● **Set task**
Collect all lines from the listing that include the string "striking".

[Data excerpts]
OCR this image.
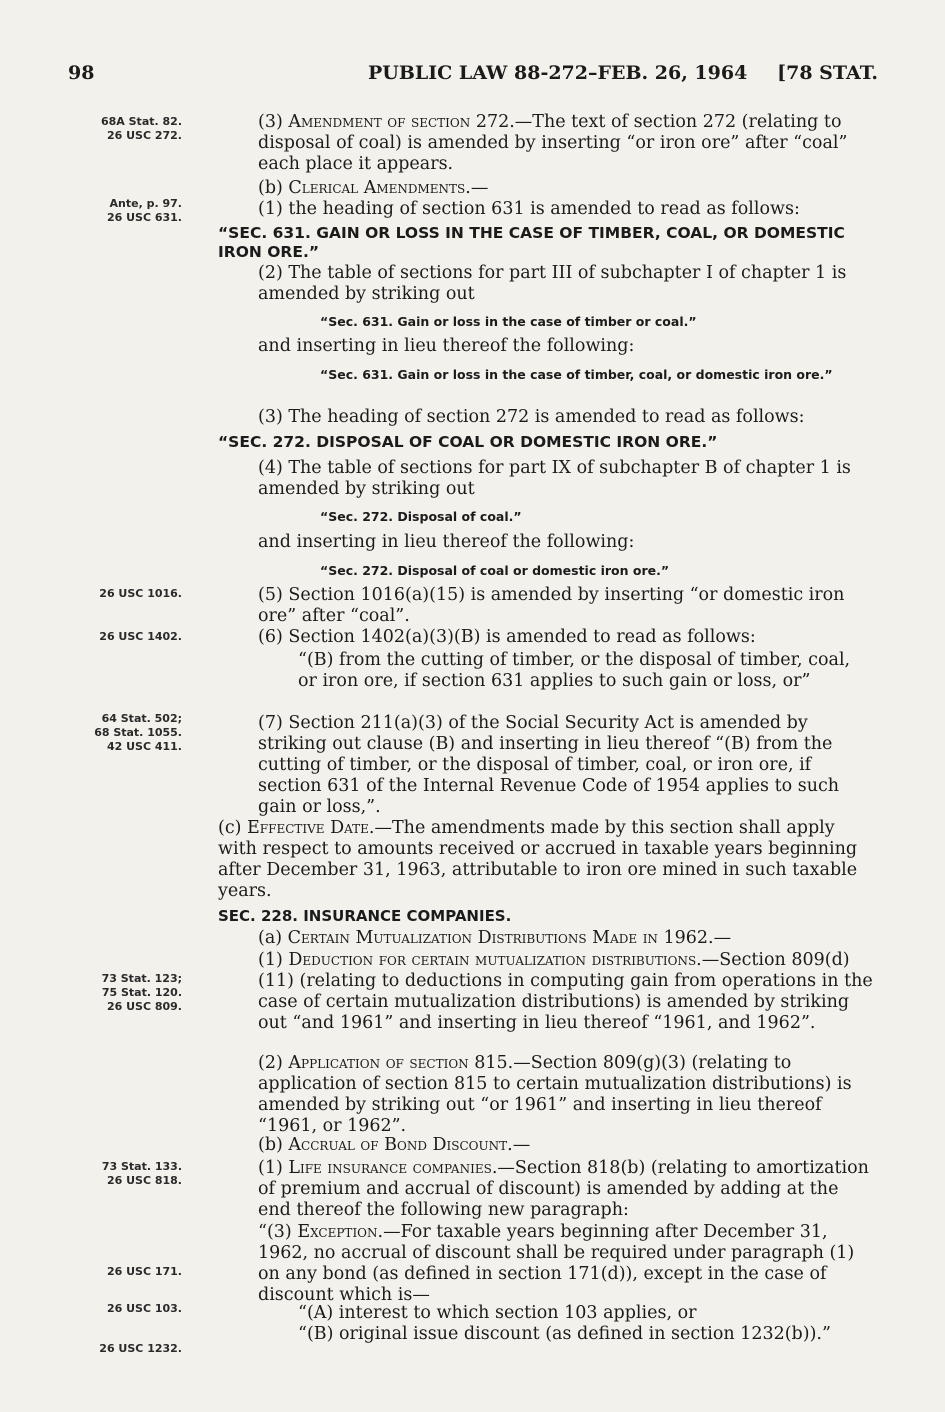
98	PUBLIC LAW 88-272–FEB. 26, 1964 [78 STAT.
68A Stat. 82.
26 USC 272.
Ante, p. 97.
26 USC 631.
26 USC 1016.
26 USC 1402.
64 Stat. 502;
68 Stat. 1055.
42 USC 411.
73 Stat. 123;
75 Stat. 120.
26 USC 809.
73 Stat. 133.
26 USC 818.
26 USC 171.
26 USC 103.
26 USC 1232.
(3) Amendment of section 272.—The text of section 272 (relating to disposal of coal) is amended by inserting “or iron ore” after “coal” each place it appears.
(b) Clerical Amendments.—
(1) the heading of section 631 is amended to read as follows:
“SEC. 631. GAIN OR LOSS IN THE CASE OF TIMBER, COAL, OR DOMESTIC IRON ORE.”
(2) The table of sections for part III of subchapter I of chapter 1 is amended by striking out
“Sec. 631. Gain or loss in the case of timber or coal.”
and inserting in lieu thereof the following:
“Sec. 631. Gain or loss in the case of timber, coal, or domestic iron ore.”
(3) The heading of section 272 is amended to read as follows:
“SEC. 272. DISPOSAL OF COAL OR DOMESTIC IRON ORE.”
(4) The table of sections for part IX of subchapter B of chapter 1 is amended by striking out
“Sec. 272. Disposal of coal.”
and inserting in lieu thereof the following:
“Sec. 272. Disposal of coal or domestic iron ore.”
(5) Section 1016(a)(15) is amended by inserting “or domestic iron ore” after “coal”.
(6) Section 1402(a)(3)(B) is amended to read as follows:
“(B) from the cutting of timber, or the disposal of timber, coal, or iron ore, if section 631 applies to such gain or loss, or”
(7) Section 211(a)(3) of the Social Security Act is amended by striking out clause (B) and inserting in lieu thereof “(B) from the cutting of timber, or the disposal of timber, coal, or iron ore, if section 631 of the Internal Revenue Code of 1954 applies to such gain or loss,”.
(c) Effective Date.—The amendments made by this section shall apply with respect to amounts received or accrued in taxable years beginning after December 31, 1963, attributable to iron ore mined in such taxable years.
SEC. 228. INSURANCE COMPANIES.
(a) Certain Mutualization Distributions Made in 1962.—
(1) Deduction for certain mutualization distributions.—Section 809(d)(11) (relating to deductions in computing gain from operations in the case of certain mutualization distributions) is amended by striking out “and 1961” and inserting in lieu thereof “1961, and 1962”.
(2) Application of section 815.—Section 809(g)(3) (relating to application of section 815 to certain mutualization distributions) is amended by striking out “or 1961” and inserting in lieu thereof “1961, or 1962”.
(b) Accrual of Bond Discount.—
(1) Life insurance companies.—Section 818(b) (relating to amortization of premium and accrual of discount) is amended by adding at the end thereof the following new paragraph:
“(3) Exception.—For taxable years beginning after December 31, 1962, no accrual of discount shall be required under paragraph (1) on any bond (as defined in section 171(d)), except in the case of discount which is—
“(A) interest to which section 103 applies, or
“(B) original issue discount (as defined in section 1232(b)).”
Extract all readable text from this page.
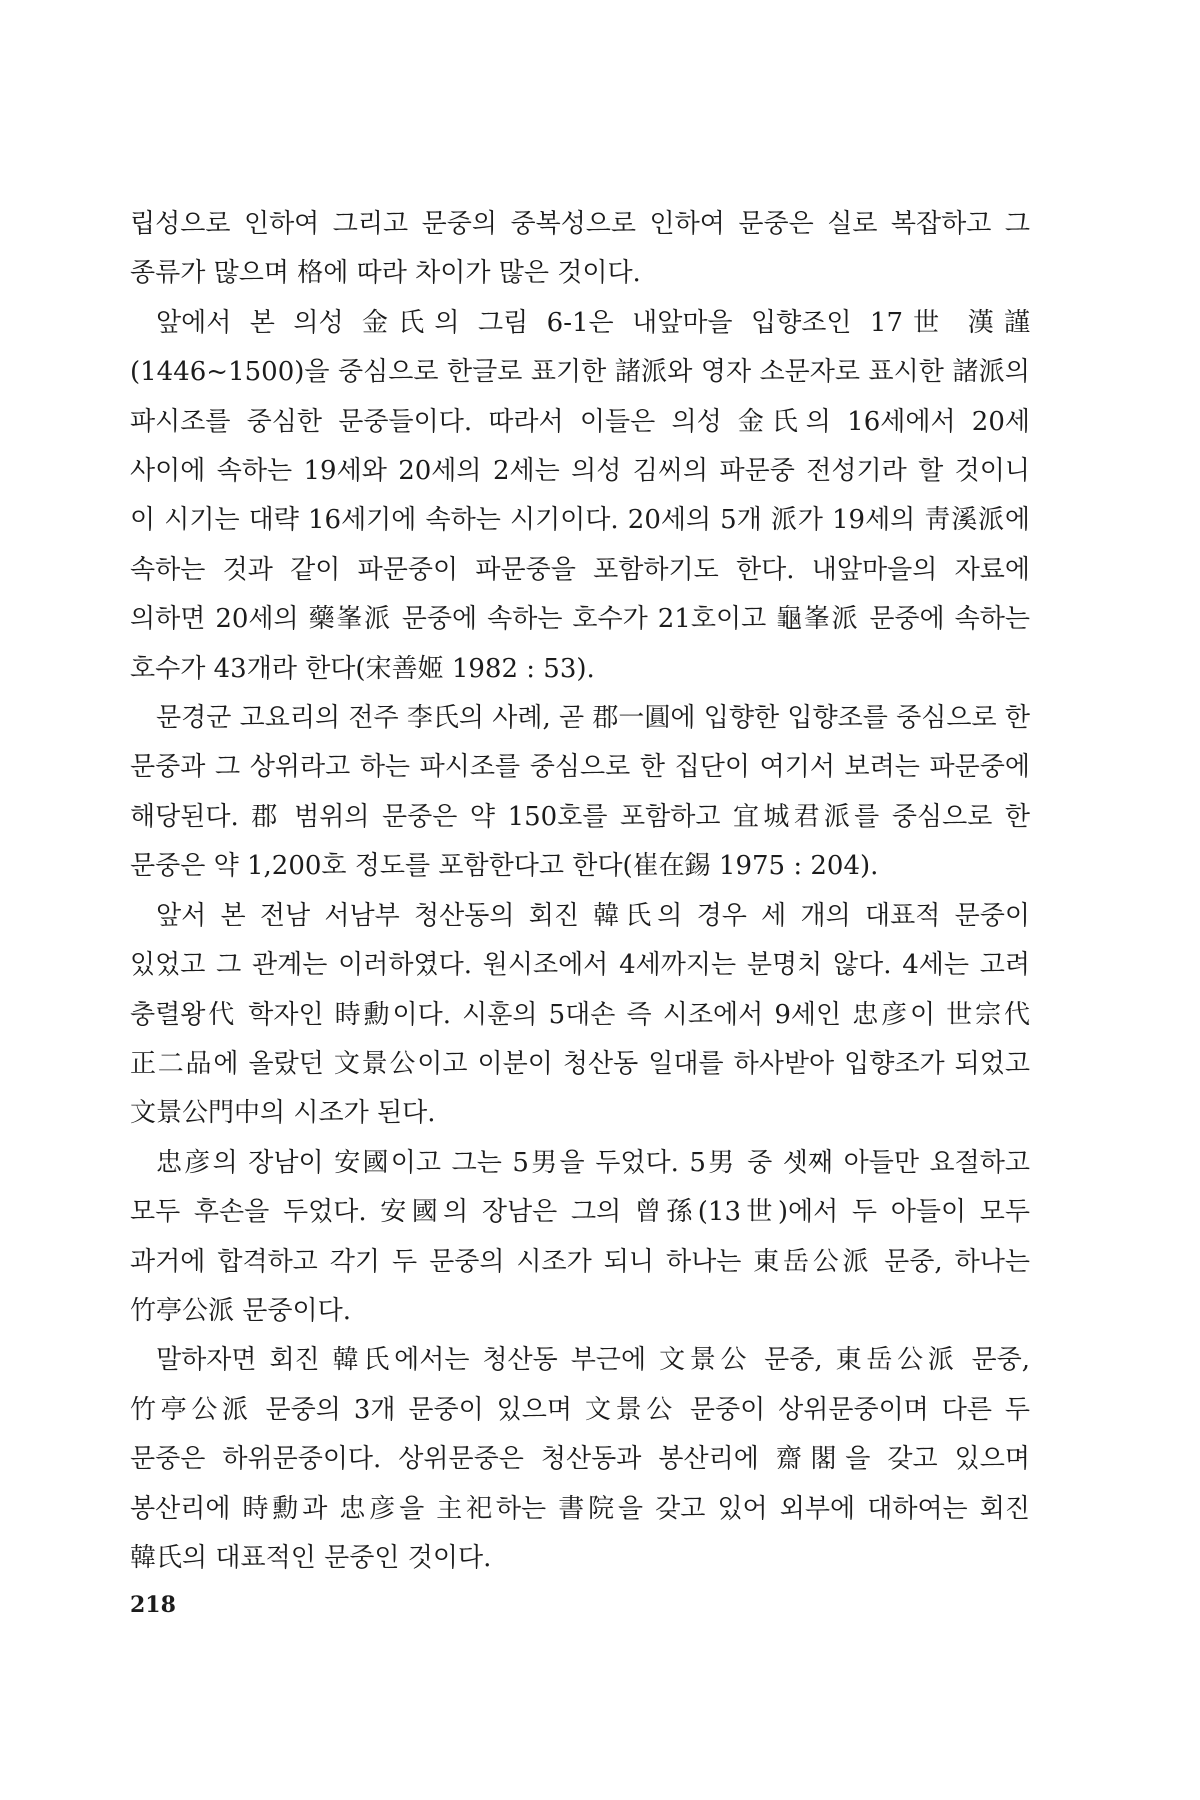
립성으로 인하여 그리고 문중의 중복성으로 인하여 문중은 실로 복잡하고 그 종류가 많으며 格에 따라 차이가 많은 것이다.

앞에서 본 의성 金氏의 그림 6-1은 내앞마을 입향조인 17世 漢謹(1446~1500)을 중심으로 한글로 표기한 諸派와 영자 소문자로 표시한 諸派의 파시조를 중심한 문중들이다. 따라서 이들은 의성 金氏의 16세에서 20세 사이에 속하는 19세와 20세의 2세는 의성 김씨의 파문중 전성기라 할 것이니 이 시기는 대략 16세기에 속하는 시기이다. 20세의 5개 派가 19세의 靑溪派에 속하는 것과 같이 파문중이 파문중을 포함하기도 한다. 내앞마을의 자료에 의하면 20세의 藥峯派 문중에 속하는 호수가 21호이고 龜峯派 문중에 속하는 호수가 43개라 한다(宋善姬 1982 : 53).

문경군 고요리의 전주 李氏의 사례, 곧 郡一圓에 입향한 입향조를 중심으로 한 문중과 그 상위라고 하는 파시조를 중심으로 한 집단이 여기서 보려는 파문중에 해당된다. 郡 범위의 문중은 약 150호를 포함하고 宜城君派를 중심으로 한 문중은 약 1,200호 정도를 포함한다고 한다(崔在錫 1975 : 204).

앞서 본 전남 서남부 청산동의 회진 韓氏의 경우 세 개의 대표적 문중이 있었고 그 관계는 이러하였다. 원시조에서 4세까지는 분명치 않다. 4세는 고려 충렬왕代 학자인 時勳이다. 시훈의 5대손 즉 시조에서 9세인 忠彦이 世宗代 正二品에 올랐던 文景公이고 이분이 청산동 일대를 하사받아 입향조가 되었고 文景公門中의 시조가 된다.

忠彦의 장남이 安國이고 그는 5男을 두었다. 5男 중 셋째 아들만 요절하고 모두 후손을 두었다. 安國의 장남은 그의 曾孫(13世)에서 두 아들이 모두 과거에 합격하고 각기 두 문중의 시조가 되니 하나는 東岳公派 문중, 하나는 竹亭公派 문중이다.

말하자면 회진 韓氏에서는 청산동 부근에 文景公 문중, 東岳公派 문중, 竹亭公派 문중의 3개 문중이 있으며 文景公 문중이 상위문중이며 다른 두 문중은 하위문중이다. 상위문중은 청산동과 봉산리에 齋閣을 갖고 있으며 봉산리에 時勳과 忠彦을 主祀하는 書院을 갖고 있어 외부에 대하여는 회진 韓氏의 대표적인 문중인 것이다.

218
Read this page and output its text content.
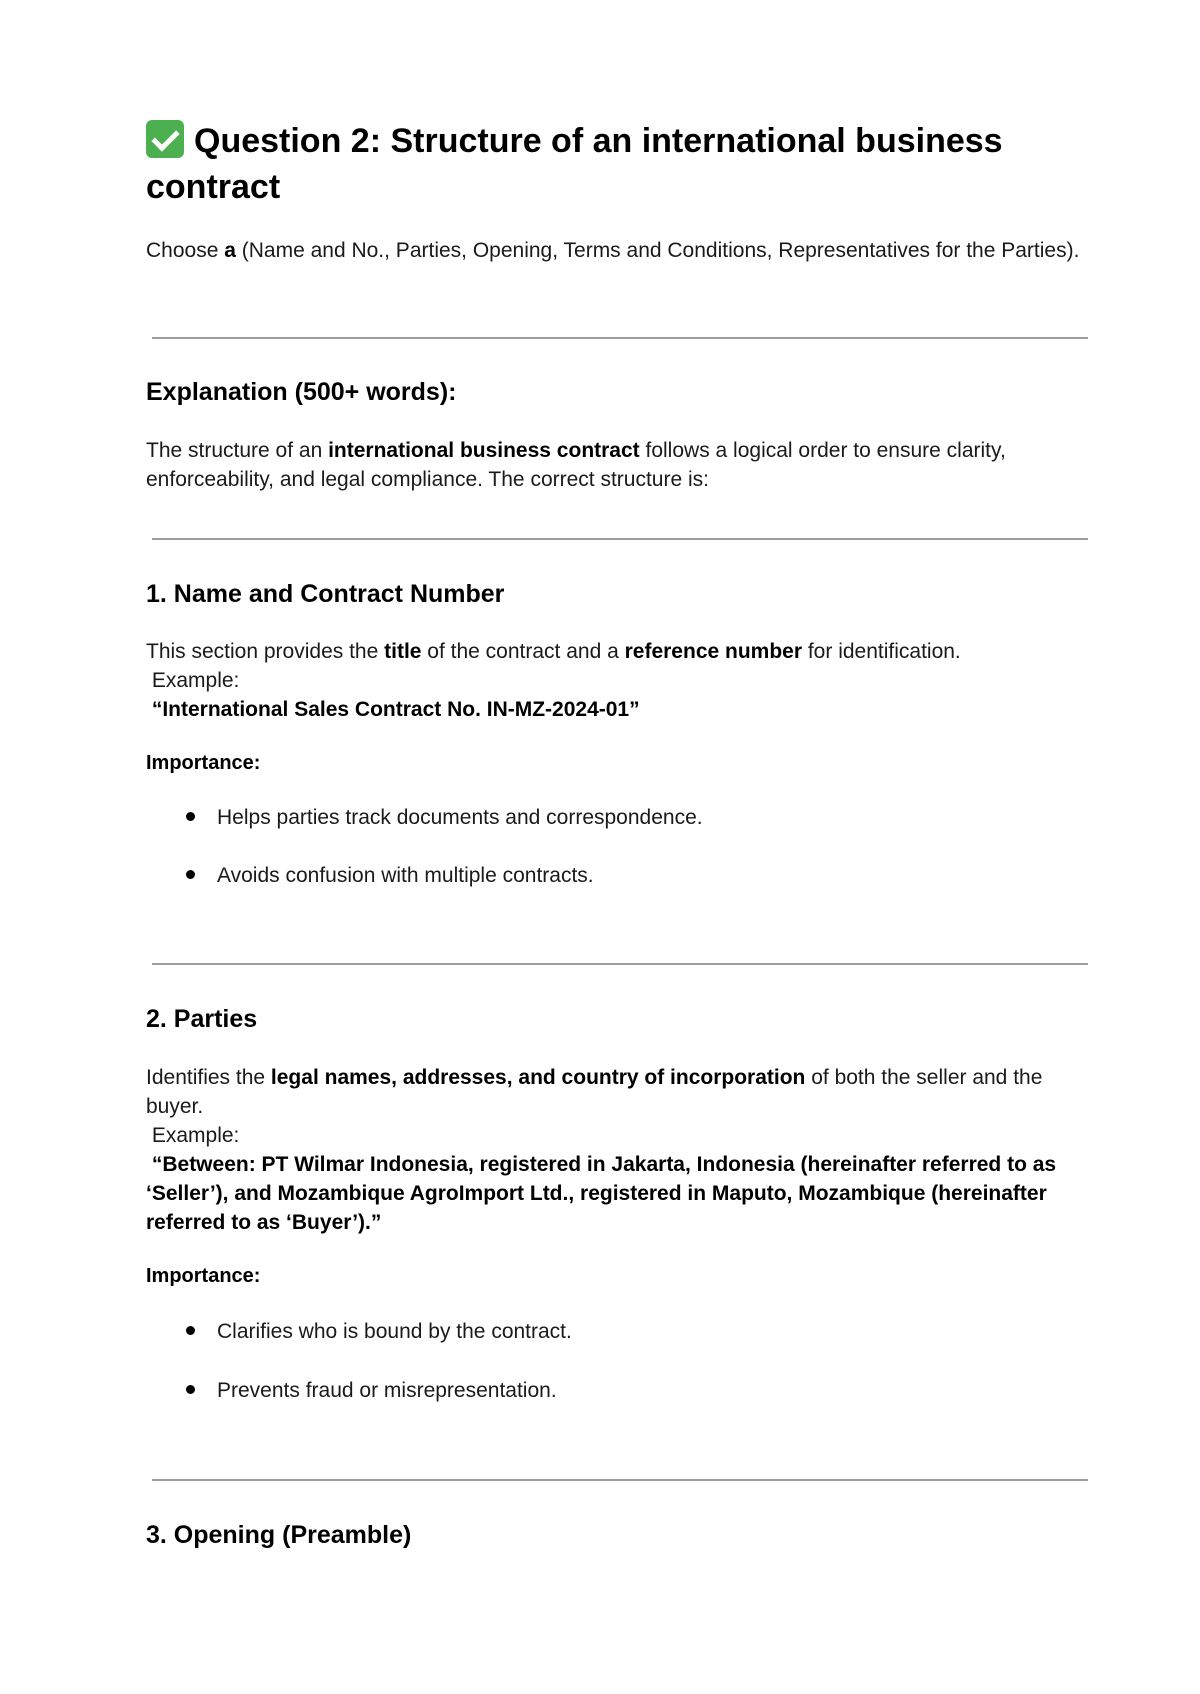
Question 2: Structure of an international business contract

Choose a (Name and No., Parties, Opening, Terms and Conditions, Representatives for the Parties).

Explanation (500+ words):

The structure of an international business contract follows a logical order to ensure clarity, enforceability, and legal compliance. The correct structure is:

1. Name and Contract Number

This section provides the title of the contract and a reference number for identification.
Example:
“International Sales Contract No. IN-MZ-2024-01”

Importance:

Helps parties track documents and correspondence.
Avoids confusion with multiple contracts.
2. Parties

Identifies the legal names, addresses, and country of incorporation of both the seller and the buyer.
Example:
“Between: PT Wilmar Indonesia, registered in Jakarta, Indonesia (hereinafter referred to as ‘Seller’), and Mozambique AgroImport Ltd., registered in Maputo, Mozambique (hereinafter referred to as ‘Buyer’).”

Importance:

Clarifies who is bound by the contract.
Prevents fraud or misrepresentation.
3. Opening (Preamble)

● **Solution for this problem**
(2) The table of sections for part III of subchapter I of chapter 1 is amended by striking out
(4) The table of sections for part IX of subchapter B of chapter 1 is amended by striking out
(7) Section 211(a)(3) of the Social Security Act is amended by striking out clause (B) and inserting in lieu thereof “(B) from the cutting of timber, or the disposal of timber, coal, or iron ore, if section 631 of the Internal Revenue Code of 1954 applies to such gain or loss,”.
(1) Deduction for certain mutualization distributions.—Section 809(d)(11) (relating to deductions in computing gain from operations in the case of certain mutualization distributions) is amended by striking out “and 1961” and inserting in lieu thereof “1961, and 1962”.
(2) Application of section 815.—Section 809(g)(3) (relating to application of section 815 to certain mutualization distributions) is amended by striking out “or 1961” and inserting in lieu thereof “1961, or 1962”.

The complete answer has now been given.